## What needs to be done:
Go through the data below and work out how many lines contain "http"; the answer is the number alone.
◆ ◆ ◆
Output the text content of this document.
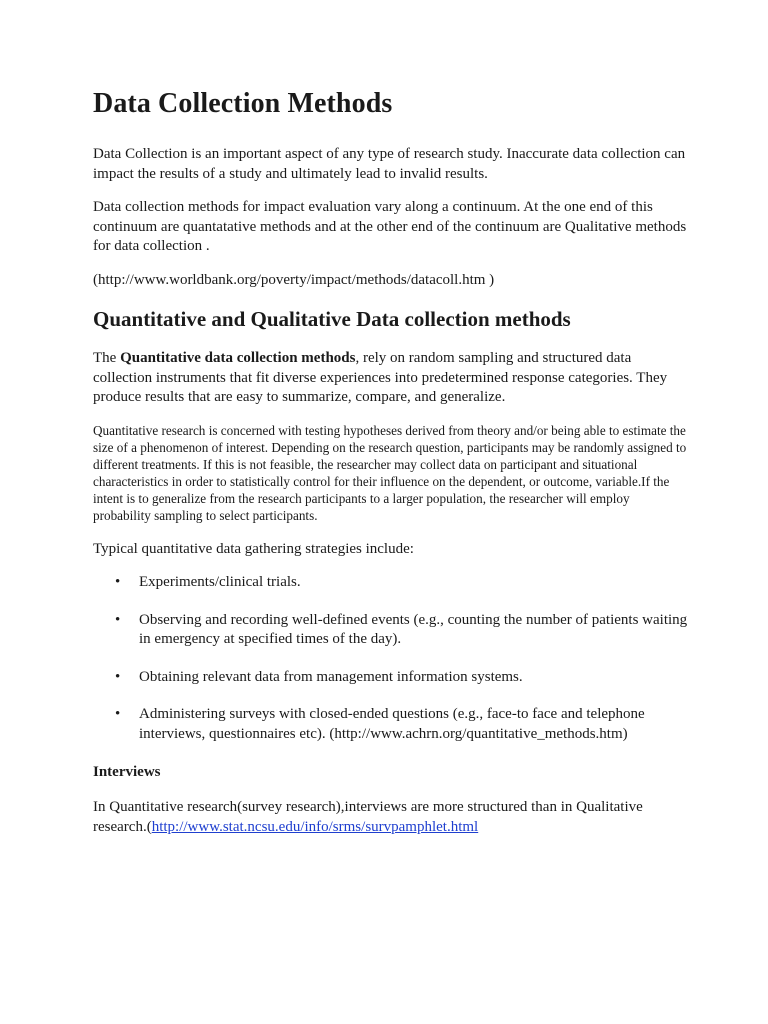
Data Collection Methods

Data Collection is an important aspect of any type of research study. Inaccurate data collection can impact the results of a study and ultimately lead to invalid results.

Data collection methods for impact evaluation vary along a continuum. At the one end of this continuum are quantatative methods and at the other end of the continuum are Qualitative methods for data collection .

(http://www.worldbank.org/poverty/impact/methods/datacoll.htm )

Quantitative and Qualitative Data collection methods

The Quantitative data collection methods, rely on random sampling and structured data collection instruments that fit diverse experiences into predetermined response categories. They produce results that are easy to summarize, compare, and generalize.

Quantitative research is concerned with testing hypotheses derived from theory and/or being able to estimate the size of a phenomenon of interest. Depending on the research question, participants may be randomly assigned to different treatments. If this is not feasible, the researcher may collect data on participant and situational characteristics in order to statistically control for their influence on the dependent, or outcome, variable.If the intent is to generalize from the research participants to a larger population, the researcher will employ probability sampling to select participants.

Typical quantitative data gathering strategies include:

• Experiments/clinical trials.
• Observing and recording well-defined events (e.g., counting the number of patients waiting in emergency at specified times of the day).
• Obtaining relevant data from management information systems.
• Administering surveys with closed-ended questions (e.g., face-to face and telephone interviews, questionnaires etc). (http://www.achrn.org/quantitative_methods.htm)
Interviews

In Quantitative research(survey research),interviews are more structured than in Qualitative research.(http://www.stat.ncsu.edu/info/srms/survpamphlet.html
◆ ◆ ◆
## Exercise output:
3